- [INSTRUÇÕES]
A: Responda com base no texto sobre The Downward Spiral:
(i) Em que mês e ano o álbum foi lançado?
(ii) Em que posição ele estreou na lista da Billboard?
(iii) Quantas faixas o álbum tem?
B: Transcreva do texto sobre The Downward Spiral o trecho que começa em "Nine Inch Nails em" e termina depois de "inaugural do Lollapalooza.".

Nine Inch Nails em 1994: preciosas porcarias

 

 

 

Foi longo o caminho durante o qual se criou The Downward Spiral, lançado em março de 1994. Nele há uma conexão com Pretty Hate Machine (1989), o álbum de estreia da Nine Inch Nails (NIN), o nome coletivo assumido pelo seu cérebro e quase corpo inteiro, Trent Reznor. Uma espécie de rato de estúdio, Reznor pariu praticamente tudo.

Nos shows, entretanto, cercou-se de músicos que iriam influenciar os rumos futuros da NIN. Pretty Hate Machine saiu-se surpreendentemente bem nas lojas (em 1993, somava mais de duas milhões de cópias vendidas). Um momento de destaque foi a participação da banda na edição inaugural do Lollapalooza.

 

 

O último show do festival, em setembro de 1991, foi também o início do projeto que levaria a The Downward Spiral. Em 1992, Reznor concluiu Broken, EP com seis faixas lançado pelo recém-fundado selo Nothing, outro empreendimento de Reznor, vinculada à Interscope Recordings, um braço da Atlantic.

 

 

Após hesitar, Reznor instalou-se em Los Angeles. Alugou uma casa, comprou equipamentos e trabalhou por mais de um ano. Uma previsão inicial apontava o fim de 1993 como prazo para término do álbum, mas isso só ocorreu no final daquele ano.

 

 

Diligente e perfeccionista, Reznor novamente fez quase tudo. A produção foi dividida com Flood, que já contribuíra em algumas faixas de Pretty Hate Machine e de Burn. Houve várias colaborações, com destaque, pela sua regularidade e importância, para o baterista Chris Vrenna, parceiro desde a criação da NIN.

 

 

Embora não tenha sido concebido para ser acessível, The Downward Spiral teve muito impacto. Estreou na segunda posição na lista da Billboard. Voltou a subir nas paradas depois da “embarrada” apresentação da NIN no Woodstock de 1994. É considerado um dos principais álbuns daquela década e continua a merecer até hoje nossa atenção.

 

 

Auto-destruição

The Downward Spiral é orientado por um conceito, descrito em seu título: a espiral descendente de um personagem que se isola do mundo, que experimenta e questiona várias coisas (como religião, sexo, violência e drogas), que busca e perde o controle da vida. Tem como destino final o suicídio, ou sua tentativa.

 

 

O álbum, ao longo de suas 14 faixas, acompanha tal personagem. É nesse sentido que é conceitual, mais do que quando pensamos em uma sequência de eventos formando uma história.

 

 

Em parte, é autobiográfico, pois expõe e elabora os sentimentos de um Reznor inseguro e misantrópico. Segundo o próprio músico, no seu caso, a vida é que imitou a arte, pois ao final da turnê em 1996, ele precisou recorrer a ajuda para lidar com um problema crescente com álcool e outras drogas.

- [MATERIAL FORNECIDO]
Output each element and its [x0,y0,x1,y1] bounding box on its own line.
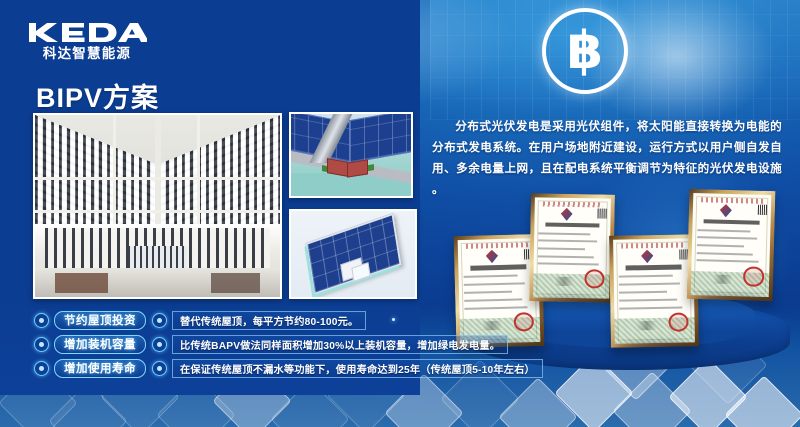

- [RESPOSTAS POR TAREFA]
A:
(i) Em março de 1994.
(ii) Na segunda posição.
(iii) 14 faixas.

B:
Nine Inch Nails em 1994: preciosas porcarias

 

 

 

Foi longo o caminho durante o qual se criou The Downward Spiral, lançado em março de 1994. Nele há uma conexão com Pretty Hate Machine (1989), o álbum de estreia da Nine Inch Nails (NIN), o nome coletivo assumido pelo seu cérebro e quase corpo inteiro, Trent Reznor. Uma espécie de rato de estúdio, Reznor pariu praticamente tudo.

Nos shows, entretanto, cercou-se de músicos que iriam influenciar os rumos futuros da NIN. Pretty Hate Machine saiu-se surpreendentemente bem nas lojas (em 1993, somava mais de duas milhões de cópias vendidas). Um momento de destaque foi a participação da banda na edição inaugural do Lollapalooza.